DATA LINES:
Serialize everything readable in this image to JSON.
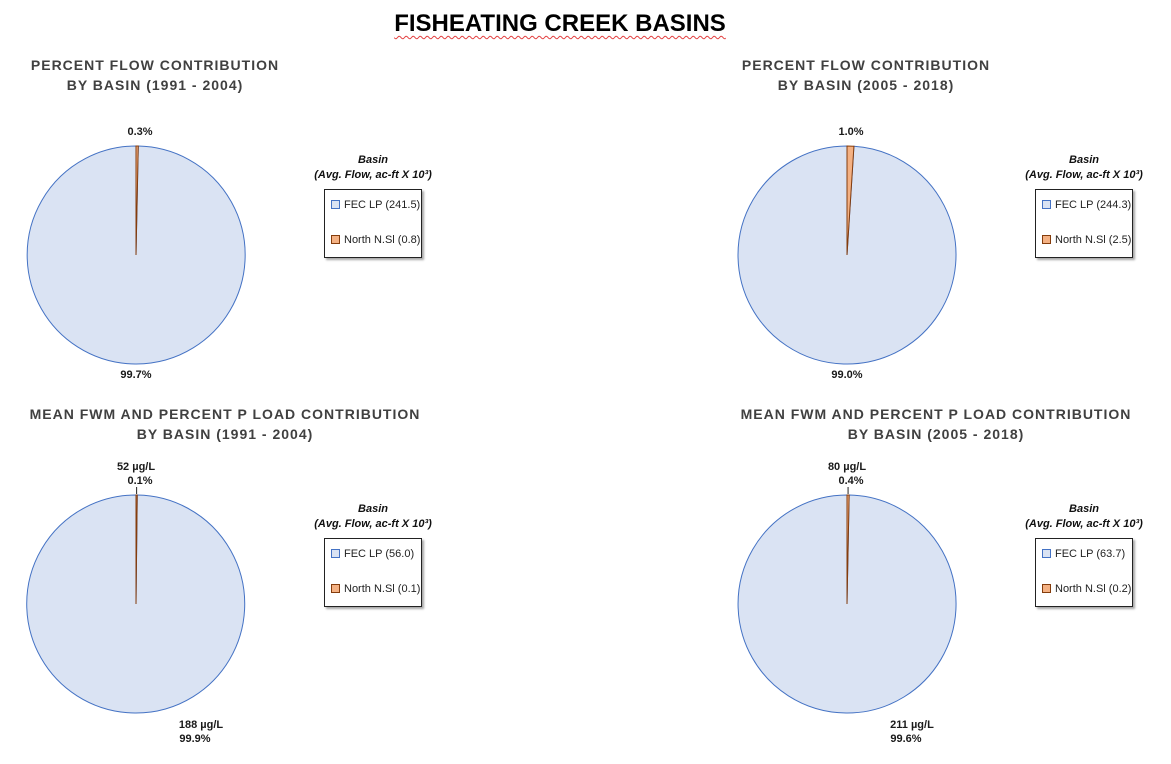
{
  "page": {
    "title": "FISHEATING CREEK BASINS"
  },
  "colors": {
    "fec_lp_fill": "#dae3f3",
    "fec_lp_stroke": "#4472c4",
    "north_fill": "#f4b183",
    "north_stroke": "#843c0c"
  },
  "chart_data": [
    {
      "type": "pie",
      "title_line1": "PERCENT FLOW CONTRIBUTION",
      "title_line2": "BY BASIN (1991 - 2004)",
      "legend_title_line1": "Basin",
      "legend_title_line2": "(Avg. Flow, ac-ft X 10³)",
      "legend_placement": "right",
      "slices": [
        {
          "name": "FEC LP",
          "legend": "FEC LP (241.5)",
          "value": 241.5,
          "percent_label": "99.7%",
          "fwm_label": ""
        },
        {
          "name": "North N.Sl",
          "legend": "North N.Sl (0.8)",
          "value": 0.8,
          "percent_label": "0.3%",
          "fwm_label": ""
        }
      ]
    },
    {
      "type": "pie",
      "title_line1": "PERCENT FLOW CONTRIBUTION",
      "title_line2": "BY BASIN (2005 - 2018)",
      "legend_title_line1": "Basin",
      "legend_title_line2": "(Avg. Flow, ac-ft X 10³)",
      "legend_placement": "right",
      "slices": [
        {
          "name": "FEC LP",
          "legend": "FEC LP (244.3)",
          "value": 244.3,
          "percent_label": "99.0%",
          "fwm_label": ""
        },
        {
          "name": "North N.Sl",
          "legend": "North N.Sl (2.5)",
          "value": 2.5,
          "percent_label": "1.0%",
          "fwm_label": ""
        }
      ]
    },
    {
      "type": "pie",
      "title_line1": "MEAN FWM AND PERCENT P LOAD CONTRIBUTION",
      "title_line2": "BY BASIN (1991 - 2004)",
      "legend_title_line1": "Basin",
      "legend_title_line2": "(Avg. Flow, ac-ft X 10³)",
      "legend_placement": "right",
      "slices": [
        {
          "name": "FEC LP",
          "legend": "FEC LP (56.0)",
          "value": 56.0,
          "percent_label": "99.9%",
          "fwm_label": "188  µg/L"
        },
        {
          "name": "North N.Sl",
          "legend": "North N.Sl (0.1)",
          "value": 0.1,
          "percent_label": "0.1%",
          "fwm_label": "52  µg/L"
        }
      ]
    },
    {
      "type": "pie",
      "title_line1": "MEAN FWM AND PERCENT P LOAD CONTRIBUTION",
      "title_line2": "BY BASIN (2005 - 2018)",
      "legend_title_line1": "Basin",
      "legend_title_line2": "(Avg. Flow, ac-ft X 10³)",
      "legend_placement": "right",
      "slices": [
        {
          "name": "FEC LP",
          "legend": "FEC LP (63.7)",
          "value": 63.7,
          "percent_label": "99.6%",
          "fwm_label": "211  µg/L"
        },
        {
          "name": "North N.Sl",
          "legend": "North N.Sl (0.2)",
          "value": 0.2,
          "percent_label": "0.4%",
          "fwm_label": "80  µg/L"
        }
      ]
    }
  ]
}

BRIEF: Retype each line of the listing above word for word. Exclude the pictures.

ANSWER TO THIS TASK:
Serialize everything readable in this image to JSON.
{
  "page": {
    "title": "FISHEATING CREEK BASINS"
  },
  "colors": {
    "fec_lp_fill": "#dae3f3",
    "fec_lp_stroke": "#4472c4",
    "north_fill": "#f4b183",
    "north_stroke": "#843c0c"
  },
  "chart_data": [
    {
      "type": "pie",
      "title_line1": "PERCENT FLOW CONTRIBUTION",
      "title_line2": "BY BASIN (1991 - 2004)",
      "legend_title_line1": "Basin",
      "legend_title_line2": "(Avg. Flow, ac-ft X 10³)",
      "legend_placement": "right",
      "slices": [
        {
          "name": "FEC LP",
          "legend": "FEC LP (241.5)",
          "value": 241.5,
          "percent_label": "99.7%",
          "fwm_label": ""
        },
        {
          "name": "North N.Sl",
          "legend": "North N.Sl (0.8)",
          "value": 0.8,
          "percent_label": "0.3%",
          "fwm_label": ""
        }
      ]
    },
    {
      "type": "pie",
      "title_line1": "PERCENT FLOW CONTRIBUTION",
      "title_line2": "BY BASIN (2005 - 2018)",
      "legend_title_line1": "Basin",
      "legend_title_line2": "(Avg. Flow, ac-ft X 10³)",
      "legend_placement": "right",
      "slices": [
        {
          "name": "FEC LP",
          "legend": "FEC LP (244.3)",
          "value": 244.3,
          "percent_label": "99.0%",
          "fwm_label": ""
        },
        {
          "name": "North N.Sl",
          "legend": "North N.Sl (2.5)",
          "value": 2.5,
          "percent_label": "1.0%",
          "fwm_label": ""
        }
      ]
    },
    {
      "type": "pie",
      "title_line1": "MEAN FWM AND PERCENT P LOAD CONTRIBUTION",
      "title_line2": "BY BASIN (1991 - 2004)",
      "legend_title_line1": "Basin",
      "legend_title_line2": "(Avg. Flow, ac-ft X 10³)",
      "legend_placement": "right",
      "slices": [
        {
          "name": "FEC LP",
          "legend": "FEC LP (56.0)",
          "value": 56.0,
          "percent_label": "99.9%",
          "fwm_label": "188  µg/L"
        },
        {
          "name": "North N.Sl",
          "legend": "North N.Sl (0.1)",
          "value": 0.1,
          "percent_label": "0.1%",
          "fwm_label": "52  µg/L"
        }
      ]
    },
    {
      "type": "pie",
      "title_line1": "MEAN FWM AND PERCENT P LOAD CONTRIBUTION",
      "title_line2": "BY BASIN (2005 - 2018)",
      "legend_title_line1": "Basin",
      "legend_title_line2": "(Avg. Flow, ac-ft X 10³)",
      "legend_placement": "right",
      "slices": [
        {
          "name": "FEC LP",
          "legend": "FEC LP (63.7)",
          "value": 63.7,
          "percent_label": "99.6%",
          "fwm_label": "211  µg/L"
        },
        {
          "name": "North N.Sl",
          "legend": "North N.Sl (0.2)",
          "value": 0.2,
          "percent_label": "0.4%",
          "fwm_label": "80  µg/L"
        }
      ]
    }
  ]
}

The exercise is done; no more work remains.